> [Task prompt]:
Go through the entries below and copy every line that holds the word "seiner".
____________________
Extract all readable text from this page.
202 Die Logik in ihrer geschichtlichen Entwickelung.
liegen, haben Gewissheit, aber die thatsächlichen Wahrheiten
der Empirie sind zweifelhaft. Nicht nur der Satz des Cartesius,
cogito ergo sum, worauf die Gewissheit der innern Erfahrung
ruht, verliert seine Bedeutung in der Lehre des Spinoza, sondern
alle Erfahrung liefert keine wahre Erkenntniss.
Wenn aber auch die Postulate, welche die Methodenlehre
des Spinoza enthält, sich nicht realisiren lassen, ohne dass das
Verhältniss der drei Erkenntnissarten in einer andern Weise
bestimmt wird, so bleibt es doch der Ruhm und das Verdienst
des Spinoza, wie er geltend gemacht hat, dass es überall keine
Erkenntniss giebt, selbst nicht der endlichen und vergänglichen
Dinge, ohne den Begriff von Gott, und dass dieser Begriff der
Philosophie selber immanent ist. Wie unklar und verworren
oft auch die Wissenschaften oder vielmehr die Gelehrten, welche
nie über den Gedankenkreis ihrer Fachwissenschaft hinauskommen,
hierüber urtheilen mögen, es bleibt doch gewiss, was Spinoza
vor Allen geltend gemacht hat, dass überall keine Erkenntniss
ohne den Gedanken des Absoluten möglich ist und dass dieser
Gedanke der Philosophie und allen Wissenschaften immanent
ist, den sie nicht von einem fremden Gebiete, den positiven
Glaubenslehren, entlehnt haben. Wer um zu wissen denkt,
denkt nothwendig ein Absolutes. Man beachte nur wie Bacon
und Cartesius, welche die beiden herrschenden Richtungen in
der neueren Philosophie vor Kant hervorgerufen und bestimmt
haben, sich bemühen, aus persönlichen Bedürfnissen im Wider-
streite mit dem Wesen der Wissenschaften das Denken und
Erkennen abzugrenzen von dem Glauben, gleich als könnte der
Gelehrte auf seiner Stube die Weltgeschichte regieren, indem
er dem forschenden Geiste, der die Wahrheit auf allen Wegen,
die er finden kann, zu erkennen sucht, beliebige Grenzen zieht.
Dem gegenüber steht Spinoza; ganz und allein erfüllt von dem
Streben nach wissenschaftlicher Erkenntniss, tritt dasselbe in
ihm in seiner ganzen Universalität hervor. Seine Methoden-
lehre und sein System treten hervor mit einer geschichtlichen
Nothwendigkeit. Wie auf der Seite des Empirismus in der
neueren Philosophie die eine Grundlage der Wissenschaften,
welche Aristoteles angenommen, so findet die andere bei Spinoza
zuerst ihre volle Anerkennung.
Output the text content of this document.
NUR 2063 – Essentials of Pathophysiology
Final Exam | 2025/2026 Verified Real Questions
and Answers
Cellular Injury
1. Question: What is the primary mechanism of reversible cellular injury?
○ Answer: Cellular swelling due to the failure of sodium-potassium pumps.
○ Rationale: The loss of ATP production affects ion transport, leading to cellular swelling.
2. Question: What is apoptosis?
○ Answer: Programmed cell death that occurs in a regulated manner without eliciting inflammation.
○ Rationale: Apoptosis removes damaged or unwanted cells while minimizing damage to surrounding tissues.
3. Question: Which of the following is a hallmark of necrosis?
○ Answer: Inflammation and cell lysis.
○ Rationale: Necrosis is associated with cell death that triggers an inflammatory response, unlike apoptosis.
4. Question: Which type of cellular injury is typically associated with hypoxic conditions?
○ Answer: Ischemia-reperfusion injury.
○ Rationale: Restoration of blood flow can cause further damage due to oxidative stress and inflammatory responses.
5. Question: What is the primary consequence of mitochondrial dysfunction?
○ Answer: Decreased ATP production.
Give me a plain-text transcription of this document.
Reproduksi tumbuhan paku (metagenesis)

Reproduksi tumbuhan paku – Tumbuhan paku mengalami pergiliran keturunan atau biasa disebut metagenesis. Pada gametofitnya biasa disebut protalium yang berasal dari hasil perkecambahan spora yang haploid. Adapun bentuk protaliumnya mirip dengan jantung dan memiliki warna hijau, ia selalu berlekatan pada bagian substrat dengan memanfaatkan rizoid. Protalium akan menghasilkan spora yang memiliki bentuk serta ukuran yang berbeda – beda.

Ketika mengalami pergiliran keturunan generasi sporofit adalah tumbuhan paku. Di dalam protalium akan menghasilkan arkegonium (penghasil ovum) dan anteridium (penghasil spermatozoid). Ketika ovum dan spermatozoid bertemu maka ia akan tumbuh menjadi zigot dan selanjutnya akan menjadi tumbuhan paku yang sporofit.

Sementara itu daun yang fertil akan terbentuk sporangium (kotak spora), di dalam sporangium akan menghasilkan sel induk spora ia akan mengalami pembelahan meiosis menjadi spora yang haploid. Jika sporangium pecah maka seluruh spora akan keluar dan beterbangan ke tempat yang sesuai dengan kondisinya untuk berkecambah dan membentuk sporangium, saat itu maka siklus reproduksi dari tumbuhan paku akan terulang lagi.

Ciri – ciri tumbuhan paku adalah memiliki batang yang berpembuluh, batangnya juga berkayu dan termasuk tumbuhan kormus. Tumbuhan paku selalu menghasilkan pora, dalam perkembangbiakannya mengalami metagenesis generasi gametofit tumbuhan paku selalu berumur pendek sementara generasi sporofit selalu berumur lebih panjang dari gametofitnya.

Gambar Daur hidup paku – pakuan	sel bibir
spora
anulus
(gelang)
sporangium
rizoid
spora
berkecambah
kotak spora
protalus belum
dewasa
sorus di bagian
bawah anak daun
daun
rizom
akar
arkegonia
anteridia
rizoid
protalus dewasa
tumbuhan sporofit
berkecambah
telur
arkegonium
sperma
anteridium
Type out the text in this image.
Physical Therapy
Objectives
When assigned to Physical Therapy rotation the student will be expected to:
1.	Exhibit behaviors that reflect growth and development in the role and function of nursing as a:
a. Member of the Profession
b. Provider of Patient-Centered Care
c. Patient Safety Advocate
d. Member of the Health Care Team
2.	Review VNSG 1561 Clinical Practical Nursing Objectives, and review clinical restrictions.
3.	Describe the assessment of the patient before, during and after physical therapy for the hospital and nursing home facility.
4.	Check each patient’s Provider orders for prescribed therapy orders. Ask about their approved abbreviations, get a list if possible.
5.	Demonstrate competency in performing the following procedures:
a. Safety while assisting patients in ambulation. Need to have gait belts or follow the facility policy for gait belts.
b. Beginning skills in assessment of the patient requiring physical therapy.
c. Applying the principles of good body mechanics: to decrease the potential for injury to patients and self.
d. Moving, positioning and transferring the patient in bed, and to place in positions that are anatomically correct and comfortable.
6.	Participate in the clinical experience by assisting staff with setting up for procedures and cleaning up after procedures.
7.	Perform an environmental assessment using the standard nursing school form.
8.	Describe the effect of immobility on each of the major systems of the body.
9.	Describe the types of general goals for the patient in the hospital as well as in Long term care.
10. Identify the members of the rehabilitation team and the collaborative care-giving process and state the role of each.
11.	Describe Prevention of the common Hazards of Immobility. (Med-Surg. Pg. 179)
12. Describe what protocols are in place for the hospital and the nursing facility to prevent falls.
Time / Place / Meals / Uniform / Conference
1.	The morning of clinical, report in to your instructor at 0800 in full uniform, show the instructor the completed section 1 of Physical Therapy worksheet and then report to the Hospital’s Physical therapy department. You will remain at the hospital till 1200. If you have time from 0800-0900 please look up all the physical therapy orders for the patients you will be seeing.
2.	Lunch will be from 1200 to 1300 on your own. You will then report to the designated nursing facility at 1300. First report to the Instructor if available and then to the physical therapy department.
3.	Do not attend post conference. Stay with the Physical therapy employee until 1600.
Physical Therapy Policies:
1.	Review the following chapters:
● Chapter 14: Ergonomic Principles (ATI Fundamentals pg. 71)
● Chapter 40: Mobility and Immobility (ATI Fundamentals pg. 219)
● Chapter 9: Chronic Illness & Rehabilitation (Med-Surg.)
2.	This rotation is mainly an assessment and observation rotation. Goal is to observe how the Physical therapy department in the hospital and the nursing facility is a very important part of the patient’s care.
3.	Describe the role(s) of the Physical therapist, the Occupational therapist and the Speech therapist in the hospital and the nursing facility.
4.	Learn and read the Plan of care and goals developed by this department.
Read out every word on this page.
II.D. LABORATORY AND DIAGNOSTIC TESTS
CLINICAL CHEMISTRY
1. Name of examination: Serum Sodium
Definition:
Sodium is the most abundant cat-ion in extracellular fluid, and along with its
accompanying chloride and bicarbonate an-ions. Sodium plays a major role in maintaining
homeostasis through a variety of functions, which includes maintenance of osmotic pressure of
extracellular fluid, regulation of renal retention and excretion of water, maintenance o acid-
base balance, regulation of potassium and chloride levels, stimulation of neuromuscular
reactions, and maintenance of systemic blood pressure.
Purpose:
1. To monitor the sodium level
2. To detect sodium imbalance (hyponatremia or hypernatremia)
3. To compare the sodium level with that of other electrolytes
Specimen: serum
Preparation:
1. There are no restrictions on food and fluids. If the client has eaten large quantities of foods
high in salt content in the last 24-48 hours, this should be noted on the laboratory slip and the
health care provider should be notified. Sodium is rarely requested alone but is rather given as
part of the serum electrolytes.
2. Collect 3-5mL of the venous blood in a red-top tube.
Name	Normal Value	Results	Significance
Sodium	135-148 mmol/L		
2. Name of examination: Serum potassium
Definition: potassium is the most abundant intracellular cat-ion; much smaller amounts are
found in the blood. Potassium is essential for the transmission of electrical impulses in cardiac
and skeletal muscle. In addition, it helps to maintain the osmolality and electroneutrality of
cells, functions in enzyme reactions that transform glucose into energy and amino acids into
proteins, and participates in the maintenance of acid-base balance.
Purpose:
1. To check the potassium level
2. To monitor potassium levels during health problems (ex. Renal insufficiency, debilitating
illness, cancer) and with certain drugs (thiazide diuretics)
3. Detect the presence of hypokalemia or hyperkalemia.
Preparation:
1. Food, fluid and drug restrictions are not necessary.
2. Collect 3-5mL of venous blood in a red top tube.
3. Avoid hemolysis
____________________
> [Answer space]:
Gelehrte auf seiner Stube die Weltgeschichte regieren, indem
ihm in seiner ganzen Universalität hervor. Seine Methoden-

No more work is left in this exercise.